● **Information provided**
──────────

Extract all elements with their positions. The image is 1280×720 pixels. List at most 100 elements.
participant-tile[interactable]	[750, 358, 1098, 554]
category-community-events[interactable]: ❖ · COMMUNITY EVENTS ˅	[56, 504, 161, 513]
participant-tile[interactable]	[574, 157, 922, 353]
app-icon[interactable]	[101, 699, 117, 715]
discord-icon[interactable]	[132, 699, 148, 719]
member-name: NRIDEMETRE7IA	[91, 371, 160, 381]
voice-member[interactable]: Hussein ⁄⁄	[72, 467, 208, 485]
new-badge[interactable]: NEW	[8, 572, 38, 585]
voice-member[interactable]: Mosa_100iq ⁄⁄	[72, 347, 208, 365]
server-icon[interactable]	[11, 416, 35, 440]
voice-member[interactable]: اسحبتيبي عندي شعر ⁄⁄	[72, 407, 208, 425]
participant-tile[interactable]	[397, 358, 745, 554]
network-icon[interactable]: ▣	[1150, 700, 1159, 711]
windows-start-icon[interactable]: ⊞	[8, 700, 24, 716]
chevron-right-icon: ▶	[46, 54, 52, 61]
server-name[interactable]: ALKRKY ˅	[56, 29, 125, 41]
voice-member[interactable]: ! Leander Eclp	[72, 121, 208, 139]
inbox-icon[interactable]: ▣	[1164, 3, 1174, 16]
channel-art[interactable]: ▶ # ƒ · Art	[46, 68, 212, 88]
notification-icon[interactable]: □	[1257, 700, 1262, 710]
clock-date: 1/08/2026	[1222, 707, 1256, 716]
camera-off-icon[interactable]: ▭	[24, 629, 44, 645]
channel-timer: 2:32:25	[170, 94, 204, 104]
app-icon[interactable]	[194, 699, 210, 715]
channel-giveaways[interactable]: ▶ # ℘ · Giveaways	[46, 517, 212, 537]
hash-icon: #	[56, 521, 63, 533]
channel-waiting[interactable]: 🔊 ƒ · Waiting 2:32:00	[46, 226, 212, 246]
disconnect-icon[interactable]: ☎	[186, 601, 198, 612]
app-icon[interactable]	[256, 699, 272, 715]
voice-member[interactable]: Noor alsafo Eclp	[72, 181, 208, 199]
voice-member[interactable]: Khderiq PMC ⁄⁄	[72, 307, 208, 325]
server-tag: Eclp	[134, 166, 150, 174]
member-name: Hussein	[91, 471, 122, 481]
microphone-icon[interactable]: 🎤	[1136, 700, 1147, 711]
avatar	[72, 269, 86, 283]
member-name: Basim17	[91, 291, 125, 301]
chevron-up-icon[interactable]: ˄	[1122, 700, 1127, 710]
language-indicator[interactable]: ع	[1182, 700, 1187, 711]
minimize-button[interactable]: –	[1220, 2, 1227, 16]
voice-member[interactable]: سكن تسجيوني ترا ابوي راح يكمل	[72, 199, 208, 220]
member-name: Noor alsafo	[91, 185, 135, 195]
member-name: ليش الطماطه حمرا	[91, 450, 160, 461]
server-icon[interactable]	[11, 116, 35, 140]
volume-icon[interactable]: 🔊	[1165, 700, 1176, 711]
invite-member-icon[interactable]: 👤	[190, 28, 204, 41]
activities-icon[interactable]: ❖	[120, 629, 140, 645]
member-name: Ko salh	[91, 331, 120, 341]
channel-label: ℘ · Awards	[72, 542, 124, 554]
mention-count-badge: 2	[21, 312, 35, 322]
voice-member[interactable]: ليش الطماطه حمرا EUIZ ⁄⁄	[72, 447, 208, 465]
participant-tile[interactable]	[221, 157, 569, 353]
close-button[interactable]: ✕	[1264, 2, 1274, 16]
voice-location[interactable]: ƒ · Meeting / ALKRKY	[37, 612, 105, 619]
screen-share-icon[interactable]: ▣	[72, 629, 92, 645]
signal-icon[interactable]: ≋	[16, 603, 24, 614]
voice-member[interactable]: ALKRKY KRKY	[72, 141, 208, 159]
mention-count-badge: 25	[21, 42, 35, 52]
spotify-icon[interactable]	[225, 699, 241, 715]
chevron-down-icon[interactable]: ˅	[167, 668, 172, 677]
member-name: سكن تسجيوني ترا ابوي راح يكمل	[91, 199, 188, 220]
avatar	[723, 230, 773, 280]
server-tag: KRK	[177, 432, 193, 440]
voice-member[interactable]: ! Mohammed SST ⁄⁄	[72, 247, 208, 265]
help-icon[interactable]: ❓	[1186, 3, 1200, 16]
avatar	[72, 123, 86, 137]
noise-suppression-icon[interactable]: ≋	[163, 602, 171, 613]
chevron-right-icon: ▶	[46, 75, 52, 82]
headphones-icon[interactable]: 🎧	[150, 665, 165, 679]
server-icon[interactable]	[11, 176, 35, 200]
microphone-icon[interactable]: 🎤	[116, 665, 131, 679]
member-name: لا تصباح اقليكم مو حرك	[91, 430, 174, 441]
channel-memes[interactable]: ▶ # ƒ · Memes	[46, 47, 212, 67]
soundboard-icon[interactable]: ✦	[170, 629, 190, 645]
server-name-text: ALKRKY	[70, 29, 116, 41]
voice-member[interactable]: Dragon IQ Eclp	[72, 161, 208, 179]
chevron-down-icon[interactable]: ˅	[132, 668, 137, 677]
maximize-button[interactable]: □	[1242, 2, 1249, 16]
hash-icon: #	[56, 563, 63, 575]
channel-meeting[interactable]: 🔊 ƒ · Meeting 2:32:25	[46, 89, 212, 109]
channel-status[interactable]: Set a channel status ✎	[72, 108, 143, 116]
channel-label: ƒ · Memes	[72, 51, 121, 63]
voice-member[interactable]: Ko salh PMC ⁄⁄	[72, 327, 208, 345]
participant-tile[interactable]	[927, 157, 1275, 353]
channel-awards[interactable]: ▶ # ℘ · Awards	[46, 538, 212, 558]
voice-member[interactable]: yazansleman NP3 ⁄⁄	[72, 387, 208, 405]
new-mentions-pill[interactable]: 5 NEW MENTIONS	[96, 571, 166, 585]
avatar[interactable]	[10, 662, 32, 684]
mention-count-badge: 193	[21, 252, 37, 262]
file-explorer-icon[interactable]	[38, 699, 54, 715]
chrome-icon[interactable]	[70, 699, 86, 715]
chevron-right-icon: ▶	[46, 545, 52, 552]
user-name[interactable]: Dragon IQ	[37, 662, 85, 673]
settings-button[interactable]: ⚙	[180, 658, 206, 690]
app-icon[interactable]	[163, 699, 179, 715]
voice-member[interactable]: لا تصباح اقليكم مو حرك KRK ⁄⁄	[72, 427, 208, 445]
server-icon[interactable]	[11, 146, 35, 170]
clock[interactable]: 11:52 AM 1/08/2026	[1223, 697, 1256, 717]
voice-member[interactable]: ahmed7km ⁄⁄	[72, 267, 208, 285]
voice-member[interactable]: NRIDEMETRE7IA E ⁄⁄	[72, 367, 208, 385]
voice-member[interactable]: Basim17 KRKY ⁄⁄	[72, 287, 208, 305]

──────────

● **Set exercise**
Copy out every line of the records above, keeping each character, symbol and number as it appears.

● **Result of this exercise**
Extract all elements with their positions. The image is 1280×720 pixels. List at most 100 elements.
participant-tile[interactable]	[750, 358, 1098, 554]
category-community-events[interactable]: ❖ · COMMUNITY EVENTS ˅	[56, 504, 161, 513]
participant-tile[interactable]	[574, 157, 922, 353]
app-icon[interactable]	[101, 699, 117, 715]
discord-icon[interactable]	[132, 699, 148, 719]
member-name: NRIDEMETRE7IA	[91, 371, 160, 381]
voice-member[interactable]: Hussein ⁄⁄	[72, 467, 208, 485]
new-badge[interactable]: NEW	[8, 572, 38, 585]
voice-member[interactable]: Mosa_100iq ⁄⁄	[72, 347, 208, 365]
server-icon[interactable]	[11, 416, 35, 440]
voice-member[interactable]: اسحبتيبي عندي شعر ⁄⁄	[72, 407, 208, 425]
participant-tile[interactable]	[397, 358, 745, 554]
network-icon[interactable]: ▣	[1150, 700, 1159, 711]
windows-start-icon[interactable]: ⊞	[8, 700, 24, 716]
chevron-right-icon: ▶	[46, 54, 52, 61]
server-name[interactable]: ALKRKY ˅	[56, 29, 125, 41]
voice-member[interactable]: ! Leander Eclp	[72, 121, 208, 139]
inbox-icon[interactable]: ▣	[1164, 3, 1174, 16]
channel-art[interactable]: ▶ # ƒ · Art	[46, 68, 212, 88]
notification-icon[interactable]: □	[1257, 700, 1262, 710]
clock-date: 1/08/2026	[1222, 707, 1256, 716]
camera-off-icon[interactable]: ▭	[24, 629, 44, 645]
channel-timer: 2:32:25	[170, 94, 204, 104]
app-icon[interactable]	[194, 699, 210, 715]
channel-giveaways[interactable]: ▶ # ℘ · Giveaways	[46, 517, 212, 537]
hash-icon: #	[56, 521, 63, 533]
channel-waiting[interactable]: 🔊 ƒ · Waiting 2:32:00	[46, 226, 212, 246]
disconnect-icon[interactable]: ☎	[186, 601, 198, 612]
app-icon[interactable]	[256, 699, 272, 715]
voice-member[interactable]: Noor alsafo Eclp	[72, 181, 208, 199]
voice-member[interactable]: Khderiq PMC ⁄⁄	[72, 307, 208, 325]
server-tag: Eclp	[134, 166, 150, 174]
member-name: Hussein	[91, 471, 122, 481]
microphone-icon[interactable]: 🎤	[1136, 700, 1147, 711]
avatar	[72, 269, 86, 283]
member-name: Basim17	[91, 291, 125, 301]
chevron-up-icon[interactable]: ˄	[1122, 700, 1127, 710]
language-indicator[interactable]: ع	[1182, 700, 1187, 711]
minimize-button[interactable]: –	[1220, 2, 1227, 16]
voice-member[interactable]: سكن تسجيوني ترا ابوي راح يكمل	[72, 199, 208, 220]
member-name: Noor alsafo	[91, 185, 135, 195]
member-name: ليش الطماطه حمرا	[91, 450, 160, 461]
server-icon[interactable]	[11, 116, 35, 140]
volume-icon[interactable]: 🔊	[1165, 700, 1176, 711]
invite-member-icon[interactable]: 👤	[190, 28, 204, 41]
activities-icon[interactable]: ❖	[120, 629, 140, 645]
member-name: Ko salh	[91, 331, 120, 341]
channel-label: ℘ · Awards	[72, 542, 124, 554]
mention-count-badge: 2	[21, 312, 35, 322]
voice-member[interactable]: ليش الطماطه حمرا EUIZ ⁄⁄	[72, 447, 208, 465]
participant-tile[interactable]	[221, 157, 569, 353]
close-button[interactable]: ✕	[1264, 2, 1274, 16]
voice-location[interactable]: ƒ · Meeting / ALKRKY	[37, 612, 105, 619]
screen-share-icon[interactable]: ▣	[72, 629, 92, 645]
signal-icon[interactable]: ≋	[16, 603, 24, 614]
voice-member[interactable]: ALKRKY KRKY	[72, 141, 208, 159]
mention-count-badge: 25	[21, 42, 35, 52]
spotify-icon[interactable]	[225, 699, 241, 715]
chevron-down-icon[interactable]: ˅	[167, 668, 172, 677]
member-name: سكن تسجيوني ترا ابوي راح يكمل	[91, 199, 188, 220]
avatar	[723, 230, 773, 280]
server-tag: KRK	[177, 432, 193, 440]
voice-member[interactable]: ! Mohammed SST ⁄⁄	[72, 247, 208, 265]
help-icon[interactable]: ❓	[1186, 3, 1200, 16]
avatar	[72, 123, 86, 137]
noise-suppression-icon[interactable]: ≋	[163, 602, 171, 613]
chevron-right-icon: ▶	[46, 75, 52, 82]
headphones-icon[interactable]: 🎧	[150, 665, 165, 679]
server-icon[interactable]	[11, 176, 35, 200]
microphone-icon[interactable]: 🎤	[116, 665, 131, 679]
member-name: لا تصباح اقليكم مو حرك	[91, 430, 174, 441]
channel-memes[interactable]: ▶ # ƒ · Memes	[46, 47, 212, 67]
soundboard-icon[interactable]: ✦	[170, 629, 190, 645]
server-name-text: ALKRKY	[70, 29, 116, 41]
voice-member[interactable]: Dragon IQ Eclp	[72, 161, 208, 179]
chevron-down-icon[interactable]: ˅	[132, 668, 137, 677]
maximize-button[interactable]: □	[1242, 2, 1249, 16]
hash-icon: #	[56, 563, 63, 575]
channel-meeting[interactable]: 🔊 ƒ · Meeting 2:32:25	[46, 89, 212, 109]
channel-status[interactable]: Set a channel status ✎	[72, 108, 143, 116]
channel-label: ƒ · Memes	[72, 51, 121, 63]
voice-member[interactable]: Ko salh PMC ⁄⁄	[72, 327, 208, 345]
participant-tile[interactable]	[927, 157, 1275, 353]
channel-awards[interactable]: ▶ # ℘ · Awards	[46, 538, 212, 558]
voice-member[interactable]: yazansleman NP3 ⁄⁄	[72, 387, 208, 405]
new-mentions-pill[interactable]: 5 NEW MENTIONS	[96, 571, 166, 585]
avatar[interactable]	[10, 662, 32, 684]
mention-count-badge: 193	[21, 252, 37, 262]
file-explorer-icon[interactable]	[38, 699, 54, 715]
chrome-icon[interactable]	[70, 699, 86, 715]
chevron-right-icon: ▶	[46, 545, 52, 552]
user-name[interactable]: Dragon IQ	[37, 662, 85, 673]
settings-button[interactable]: ⚙	[180, 658, 206, 690]
app-icon[interactable]	[163, 699, 179, 715]
voice-member[interactable]: لا تصباح اقليكم مو حرك KRK ⁄⁄	[72, 427, 208, 445]
server-icon[interactable]	[11, 146, 35, 170]
clock[interactable]: 11:52 AM 1/08/2026	[1223, 697, 1256, 717]
voice-member[interactable]: ahmed7km ⁄⁄	[72, 267, 208, 285]
voice-member[interactable]: NRIDEMETRE7IA E ⁄⁄	[72, 367, 208, 385]
voice-member[interactable]: Basim17 KRKY ⁄⁄	[72, 287, 208, 305]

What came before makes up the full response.